-- BEGIN Recorded data --

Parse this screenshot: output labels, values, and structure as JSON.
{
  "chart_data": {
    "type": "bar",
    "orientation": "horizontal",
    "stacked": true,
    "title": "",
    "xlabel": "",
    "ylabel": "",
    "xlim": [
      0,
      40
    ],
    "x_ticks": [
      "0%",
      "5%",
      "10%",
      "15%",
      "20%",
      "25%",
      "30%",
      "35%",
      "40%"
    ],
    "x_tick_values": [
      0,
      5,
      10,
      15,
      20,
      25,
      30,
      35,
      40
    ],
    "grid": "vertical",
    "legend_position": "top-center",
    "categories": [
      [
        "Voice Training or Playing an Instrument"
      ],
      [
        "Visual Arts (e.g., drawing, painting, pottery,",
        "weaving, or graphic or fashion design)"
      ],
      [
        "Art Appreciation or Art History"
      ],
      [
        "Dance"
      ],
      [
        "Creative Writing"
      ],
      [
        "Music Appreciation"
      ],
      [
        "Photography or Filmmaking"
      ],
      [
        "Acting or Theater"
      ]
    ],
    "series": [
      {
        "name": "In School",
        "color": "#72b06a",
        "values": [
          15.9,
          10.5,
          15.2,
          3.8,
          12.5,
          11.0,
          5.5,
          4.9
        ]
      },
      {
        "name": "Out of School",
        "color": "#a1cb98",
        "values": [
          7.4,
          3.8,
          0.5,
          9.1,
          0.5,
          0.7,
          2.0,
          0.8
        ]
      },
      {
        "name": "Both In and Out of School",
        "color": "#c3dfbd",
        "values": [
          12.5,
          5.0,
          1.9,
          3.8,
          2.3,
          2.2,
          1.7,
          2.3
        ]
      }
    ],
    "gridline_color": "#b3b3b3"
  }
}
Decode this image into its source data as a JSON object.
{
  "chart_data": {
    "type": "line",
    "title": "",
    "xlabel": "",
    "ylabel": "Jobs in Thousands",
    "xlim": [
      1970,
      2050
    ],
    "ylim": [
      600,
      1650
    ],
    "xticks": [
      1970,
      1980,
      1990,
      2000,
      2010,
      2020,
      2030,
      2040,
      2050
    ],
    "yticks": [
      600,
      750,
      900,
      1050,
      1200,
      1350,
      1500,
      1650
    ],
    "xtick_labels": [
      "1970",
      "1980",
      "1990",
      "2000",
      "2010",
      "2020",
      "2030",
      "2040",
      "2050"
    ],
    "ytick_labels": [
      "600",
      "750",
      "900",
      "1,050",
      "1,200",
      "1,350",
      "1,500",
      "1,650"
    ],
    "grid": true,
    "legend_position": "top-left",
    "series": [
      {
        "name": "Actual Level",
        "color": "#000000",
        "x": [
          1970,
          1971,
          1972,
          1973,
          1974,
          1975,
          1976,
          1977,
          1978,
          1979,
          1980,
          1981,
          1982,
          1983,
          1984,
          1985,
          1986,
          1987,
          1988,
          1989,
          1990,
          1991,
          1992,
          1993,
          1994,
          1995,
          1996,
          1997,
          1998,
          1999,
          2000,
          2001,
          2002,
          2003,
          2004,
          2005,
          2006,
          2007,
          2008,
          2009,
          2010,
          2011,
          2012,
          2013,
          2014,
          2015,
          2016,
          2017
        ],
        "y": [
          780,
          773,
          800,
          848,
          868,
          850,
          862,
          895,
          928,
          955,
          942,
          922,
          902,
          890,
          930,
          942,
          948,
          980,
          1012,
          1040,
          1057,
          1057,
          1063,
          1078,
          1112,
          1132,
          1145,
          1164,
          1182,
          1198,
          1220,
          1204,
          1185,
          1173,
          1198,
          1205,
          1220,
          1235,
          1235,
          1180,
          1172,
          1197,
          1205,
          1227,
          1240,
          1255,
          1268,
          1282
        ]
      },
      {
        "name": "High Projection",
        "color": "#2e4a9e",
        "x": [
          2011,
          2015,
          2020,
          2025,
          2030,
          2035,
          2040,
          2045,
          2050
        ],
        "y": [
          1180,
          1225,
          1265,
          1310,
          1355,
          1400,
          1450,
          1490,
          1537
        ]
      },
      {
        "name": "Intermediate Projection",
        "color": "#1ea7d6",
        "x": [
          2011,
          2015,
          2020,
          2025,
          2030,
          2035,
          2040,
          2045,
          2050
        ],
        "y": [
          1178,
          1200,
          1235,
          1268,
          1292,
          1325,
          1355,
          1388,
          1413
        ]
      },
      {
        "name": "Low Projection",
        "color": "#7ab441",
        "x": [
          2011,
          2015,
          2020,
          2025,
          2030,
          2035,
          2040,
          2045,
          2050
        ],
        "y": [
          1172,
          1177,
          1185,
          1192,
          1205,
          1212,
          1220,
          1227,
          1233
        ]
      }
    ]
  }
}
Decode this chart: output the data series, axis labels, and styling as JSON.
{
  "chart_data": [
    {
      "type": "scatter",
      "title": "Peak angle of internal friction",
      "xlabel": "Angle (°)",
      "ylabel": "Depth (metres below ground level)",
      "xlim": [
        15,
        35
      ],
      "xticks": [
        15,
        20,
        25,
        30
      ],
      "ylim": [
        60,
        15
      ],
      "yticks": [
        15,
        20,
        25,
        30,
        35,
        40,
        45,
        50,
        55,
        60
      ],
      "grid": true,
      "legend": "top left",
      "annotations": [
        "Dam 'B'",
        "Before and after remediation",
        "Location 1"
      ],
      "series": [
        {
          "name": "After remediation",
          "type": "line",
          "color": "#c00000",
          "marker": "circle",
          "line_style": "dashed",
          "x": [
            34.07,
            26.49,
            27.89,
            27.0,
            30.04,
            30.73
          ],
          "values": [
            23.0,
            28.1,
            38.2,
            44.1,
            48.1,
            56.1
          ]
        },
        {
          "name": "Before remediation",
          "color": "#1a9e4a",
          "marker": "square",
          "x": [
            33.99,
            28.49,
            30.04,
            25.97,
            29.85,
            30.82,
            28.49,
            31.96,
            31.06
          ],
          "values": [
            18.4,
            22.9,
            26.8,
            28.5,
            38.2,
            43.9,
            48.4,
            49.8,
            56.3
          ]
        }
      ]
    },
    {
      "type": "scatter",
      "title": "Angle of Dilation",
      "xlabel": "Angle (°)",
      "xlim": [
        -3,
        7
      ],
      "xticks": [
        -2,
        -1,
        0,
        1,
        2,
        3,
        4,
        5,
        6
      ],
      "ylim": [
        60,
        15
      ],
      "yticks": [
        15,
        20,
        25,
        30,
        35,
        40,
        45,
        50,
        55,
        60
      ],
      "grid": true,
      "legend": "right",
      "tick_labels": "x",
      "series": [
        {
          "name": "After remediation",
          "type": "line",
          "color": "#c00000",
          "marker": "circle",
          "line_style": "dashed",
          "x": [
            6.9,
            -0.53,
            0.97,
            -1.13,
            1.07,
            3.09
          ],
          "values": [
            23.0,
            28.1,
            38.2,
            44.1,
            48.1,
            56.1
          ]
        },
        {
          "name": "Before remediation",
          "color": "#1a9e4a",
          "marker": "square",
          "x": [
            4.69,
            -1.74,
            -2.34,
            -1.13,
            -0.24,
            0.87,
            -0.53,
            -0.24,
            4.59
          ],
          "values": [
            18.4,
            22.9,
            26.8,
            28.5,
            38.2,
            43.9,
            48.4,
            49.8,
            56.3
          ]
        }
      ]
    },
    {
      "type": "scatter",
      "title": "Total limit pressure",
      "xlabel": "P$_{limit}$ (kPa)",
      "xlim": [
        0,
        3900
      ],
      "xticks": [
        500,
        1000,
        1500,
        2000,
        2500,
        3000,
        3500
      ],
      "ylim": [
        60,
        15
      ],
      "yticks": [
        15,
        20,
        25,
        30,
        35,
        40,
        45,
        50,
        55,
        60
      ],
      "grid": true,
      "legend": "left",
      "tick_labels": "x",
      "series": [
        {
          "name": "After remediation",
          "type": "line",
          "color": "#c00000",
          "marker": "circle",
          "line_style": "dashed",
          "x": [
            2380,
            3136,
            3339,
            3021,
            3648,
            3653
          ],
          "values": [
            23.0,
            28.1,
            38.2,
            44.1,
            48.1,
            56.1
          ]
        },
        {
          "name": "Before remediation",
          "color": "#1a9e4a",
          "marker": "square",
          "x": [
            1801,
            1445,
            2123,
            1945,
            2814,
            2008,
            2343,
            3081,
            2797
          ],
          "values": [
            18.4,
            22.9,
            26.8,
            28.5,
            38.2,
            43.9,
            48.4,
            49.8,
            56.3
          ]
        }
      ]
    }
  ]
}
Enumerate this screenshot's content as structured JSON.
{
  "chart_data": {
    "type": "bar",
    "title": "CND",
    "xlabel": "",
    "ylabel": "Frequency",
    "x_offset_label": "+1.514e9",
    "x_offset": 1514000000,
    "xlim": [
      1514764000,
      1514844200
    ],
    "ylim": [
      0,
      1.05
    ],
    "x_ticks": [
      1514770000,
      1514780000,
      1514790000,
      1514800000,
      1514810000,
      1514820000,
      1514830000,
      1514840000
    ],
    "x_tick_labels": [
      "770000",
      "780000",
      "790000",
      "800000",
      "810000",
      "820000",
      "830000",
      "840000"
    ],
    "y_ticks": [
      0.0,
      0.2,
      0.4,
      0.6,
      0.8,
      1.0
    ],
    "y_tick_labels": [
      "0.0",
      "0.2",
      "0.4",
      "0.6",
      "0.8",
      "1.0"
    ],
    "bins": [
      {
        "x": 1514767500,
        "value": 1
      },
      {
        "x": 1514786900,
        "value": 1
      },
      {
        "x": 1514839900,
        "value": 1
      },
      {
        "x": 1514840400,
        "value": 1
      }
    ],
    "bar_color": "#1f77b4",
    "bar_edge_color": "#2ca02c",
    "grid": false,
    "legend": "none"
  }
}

-- END Recorded data --

__To be done__
In the listing above, find the lines holding the word "JSON" and copy them.

__Answer to this exercise__
Parse this screenshot: output labels, values, and structure as JSON.
Decode this image into its source data as a JSON object.
Decode this chart: output the data series, axis labels, and styling as JSON.
Enumerate this screenshot's content as structured JSON.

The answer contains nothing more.